Please rewrite the records below as a Markdown table with a column named Row for the row number and a column named Line for the line itself. Cover only the stretch that starts at the line containing "chart-canvas[interactable] [0,0,1523,802]" and runs through the line containing "separator-dot: · [190,10,196,27]", and leave out any blank lines.

* Begin Provided data *

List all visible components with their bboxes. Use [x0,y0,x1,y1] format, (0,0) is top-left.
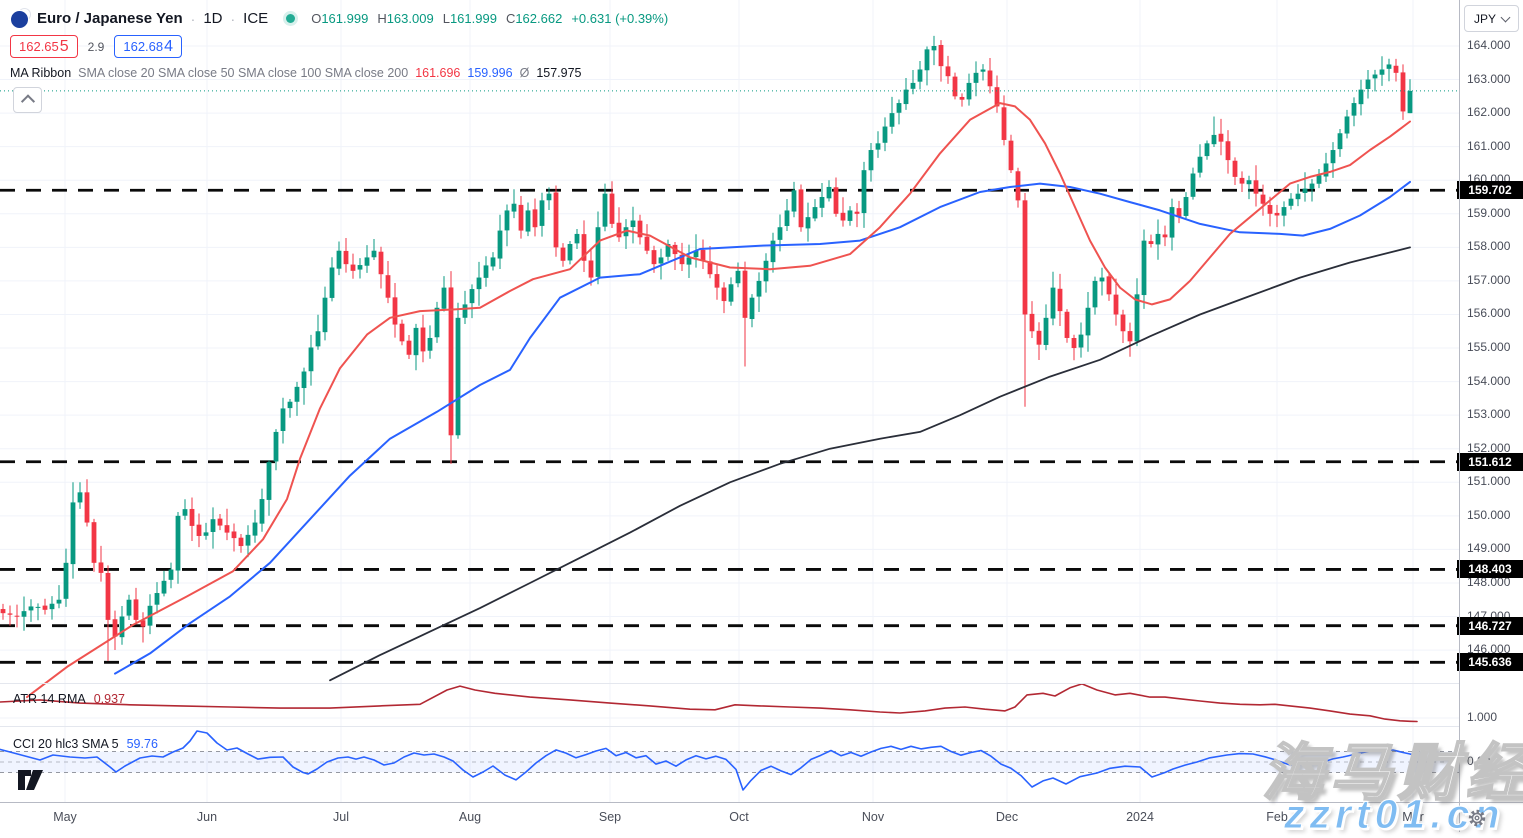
chart-canvas[interactable] [0,0,1523,802]
watermark-site-url: zzrt01.cn [1283,791,1505,838]
open-value: 161.999 [321,11,369,26]
price-axis[interactable] [1460,0,1523,803]
time-axis-border [0,802,1523,803]
time-axis[interactable] [0,803,1460,832]
low-label: L [442,11,450,26]
separator-dot: · [190,10,196,27]
settings-gear-icon[interactable] [1467,808,1487,828]
spread-value: 2.9 [87,39,105,54]
bid-price: 162.65 [19,39,59,54]
currency-unit-dropdown[interactable]: JPY [1464,5,1519,32]
exchange-label[interactable]: ICE [243,10,269,27]
close-value: 162.662 [515,11,563,26]
ask-price-last-digit: 4 [164,38,174,55]
atr-label-text: ATR 14 RMA [13,692,86,706]
symbol-legend-row: Euro / Japanese Yen · 1D · ICE O161.999 … [10,8,668,29]
high-label: H [377,11,387,26]
watermark-chinese: 海马财经 [1261,738,1523,809]
ma-sma200-value: 157.975 [536,66,582,80]
eur-jpy-pair-icon [10,8,31,29]
cci-label-text: CCI 20 hlc3 SMA 5 [13,737,119,751]
ma-sma20-value: 161.696 [415,66,461,80]
chevron-up-icon [20,94,35,109]
atr-legend[interactable]: ATR 14 RMA 0.937 [13,692,125,706]
market-status-icon[interactable] [286,14,296,23]
tradingview-logo[interactable] [17,768,45,792]
ma-ribbon-name: MA Ribbon [10,66,72,80]
close-label: C [505,11,516,26]
ma-sma50-value: 159.996 [467,66,513,80]
currency-label: JPY [1473,11,1496,26]
bid-ask-row: 162.65 5 2.9 162.68 4 [10,35,183,58]
ma-ribbon-legend[interactable]: MA Ribbon SMA close 20 SMA close 50 SMA … [10,66,582,80]
price-axis-border [1459,0,1460,832]
pane-separator-atr-cci[interactable] [0,726,1459,727]
interval-label[interactable]: 1D [203,10,223,27]
high-value: 163.009 [386,11,434,26]
cci-legend[interactable]: CCI 20 hlc3 SMA 5 59.76 [13,737,158,751]
chevron-down-icon [1500,12,1511,22]
atr-value: 0.937 [93,692,125,706]
change-value: +0.631 (+0.39%) [571,11,669,26]
buy-button[interactable]: 162.68 4 [114,35,183,58]
pane-separator-price-atr[interactable] [0,683,1459,684]
cci-value: 59.76 [126,737,158,751]
collapse-legend-button[interactable] [13,87,42,113]
separator-dot: · [230,10,236,27]
low-value: 161.999 [449,11,497,26]
ask-price: 162.68 [123,39,164,54]
bid-price-last-digit: 5 [59,38,69,55]
ma-ribbon-params: SMA close 20 SMA close 50 SMA close 100 … [78,66,409,80]
open-label: O [311,11,322,26]
symbol-title[interactable]: Euro / Japanese Yen [37,10,183,27]
ma-sma100-empty-value: Ø [519,66,530,80]
ohlc-values: O161.999 H163.009 L161.999 C162.662 +0.6… [311,11,668,26]
sell-button[interactable]: 162.65 5 [10,35,78,58]
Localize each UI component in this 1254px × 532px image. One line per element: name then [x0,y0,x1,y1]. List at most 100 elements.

* End Provided data *

## Final result
| Row | Line |
|---|---|
| 1 | chart-canvas[interactable] [0,0,1523,802] |
| 2 | watermark-site-url: zzrt01.cn [1283,791,1505,838] |
| 3 | open-value: 161.999 [321,11,369,26] |
| 4 | price-axis[interactable] [1460,0,1523,803] |
| 5 | time-axis-border [0,802,1523,803] |
| 6 | time-axis[interactable] [0,803,1460,832] |
| 7 | low-label: L [442,11,450,26] |
| 8 | separator-dot: · [190,10,196,27] |